▶ WHAT YOU NEED TO DO:
Look through the lines below and state how many hold the word "substrutura". Write only the number.

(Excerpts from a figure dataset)

^^^^

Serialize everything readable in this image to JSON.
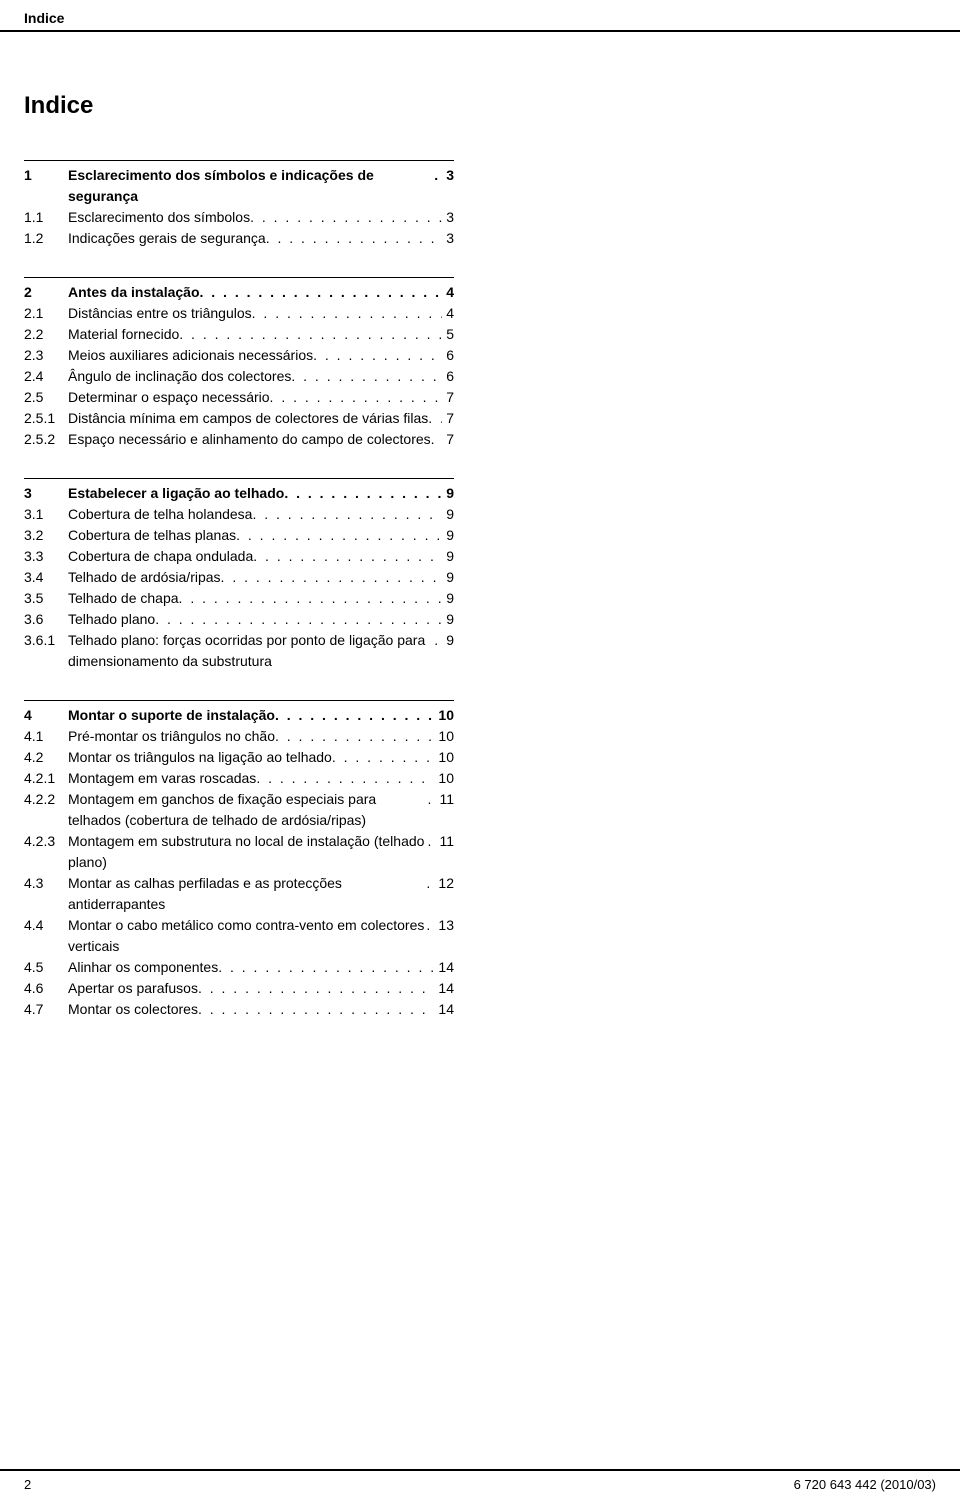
{
  "header": "Indice",
  "title": "Indice",
  "sections": [
    {
      "entries": [
        {
          "num": "1",
          "text": "Esclarecimento dos símbolos e indicações de segurança",
          "page": "3",
          "bold": true
        },
        {
          "num": "1.1",
          "text": "Esclarecimento dos símbolos",
          "page": "3",
          "bold": false
        },
        {
          "num": "1.2",
          "text": "Indicações gerais de segurança",
          "page": "3",
          "bold": false
        }
      ]
    },
    {
      "entries": [
        {
          "num": "2",
          "text": "Antes da instalação",
          "page": "4",
          "bold": true
        },
        {
          "num": "2.1",
          "text": "Distâncias entre os triângulos",
          "page": "4",
          "bold": false
        },
        {
          "num": "2.2",
          "text": "Material fornecido",
          "page": "5",
          "bold": false
        },
        {
          "num": "2.3",
          "text": "Meios auxiliares adicionais necessários",
          "page": "6",
          "bold": false
        },
        {
          "num": "2.4",
          "text": "Ângulo de inclinação dos colectores",
          "page": "6",
          "bold": false
        },
        {
          "num": "2.5",
          "text": "Determinar o espaço necessário",
          "page": "7",
          "bold": false
        },
        {
          "num": "2.5.1",
          "text": "Distância mínima em campos de colectores de várias filas",
          "page": "7",
          "bold": false
        },
        {
          "num": "2.5.2",
          "text": "Espaço necessário e alinhamento do campo de colectores",
          "page": "7",
          "bold": false
        }
      ]
    },
    {
      "entries": [
        {
          "num": "3",
          "text": "Estabelecer a ligação ao telhado",
          "page": "9",
          "bold": true
        },
        {
          "num": "3.1",
          "text": "Cobertura de telha holandesa",
          "page": "9",
          "bold": false
        },
        {
          "num": "3.2",
          "text": "Cobertura de telhas planas",
          "page": "9",
          "bold": false
        },
        {
          "num": "3.3",
          "text": "Cobertura de chapa ondulada",
          "page": "9",
          "bold": false
        },
        {
          "num": "3.4",
          "text": "Telhado de ardósia/ripas",
          "page": "9",
          "bold": false
        },
        {
          "num": "3.5",
          "text": "Telhado de chapa",
          "page": "9",
          "bold": false
        },
        {
          "num": "3.6",
          "text": "Telhado plano",
          "page": "9",
          "bold": false
        },
        {
          "num": "3.6.1",
          "text": "Telhado plano: forças ocorridas por ponto de ligação para dimensionamento da substrutura",
          "page": "9",
          "bold": false
        }
      ]
    },
    {
      "entries": [
        {
          "num": "4",
          "text": "Montar o suporte de instalação",
          "page": "10",
          "bold": true
        },
        {
          "num": "4.1",
          "text": "Pré-montar os triângulos no chão",
          "page": "10",
          "bold": false
        },
        {
          "num": "4.2",
          "text": "Montar os triângulos na ligação ao telhado",
          "page": "10",
          "bold": false
        },
        {
          "num": "4.2.1",
          "text": "Montagem em varas roscadas",
          "page": "10",
          "bold": false
        },
        {
          "num": "4.2.2",
          "text": "Montagem em ganchos de fixação especiais para telhados (cobertura de telhado de ardósia/ripas)",
          "page": "11",
          "bold": false
        },
        {
          "num": "4.2.3",
          "text": "Montagem em substrutura no local de instalação (telhado plano)",
          "page": "11",
          "bold": false
        },
        {
          "num": "4.3",
          "text": "Montar as calhas perfiladas e as protecções antiderrapantes",
          "page": "12",
          "bold": false
        },
        {
          "num": "4.4",
          "text": "Montar o cabo metálico como contra-vento em colectores verticais",
          "page": "13",
          "bold": false
        },
        {
          "num": "4.5",
          "text": "Alinhar os componentes",
          "page": "14",
          "bold": false
        },
        {
          "num": "4.6",
          "text": "Apertar os parafusos",
          "page": "14",
          "bold": false
        },
        {
          "num": "4.7",
          "text": "Montar os colectores",
          "page": "14",
          "bold": false
        }
      ]
    }
  ],
  "footer": {
    "page_number": "2",
    "doc_ref": "6 720 643 442 (2010/03)"
  },
  "dots_fill": ". . . . . . . . . . . . . . . . . . . . . . . . . . . . . . . . . . . . . . . . . . . . . . . . . ."
}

^^^^

▶ OUTPUT FOR THIS EXERCISE:
2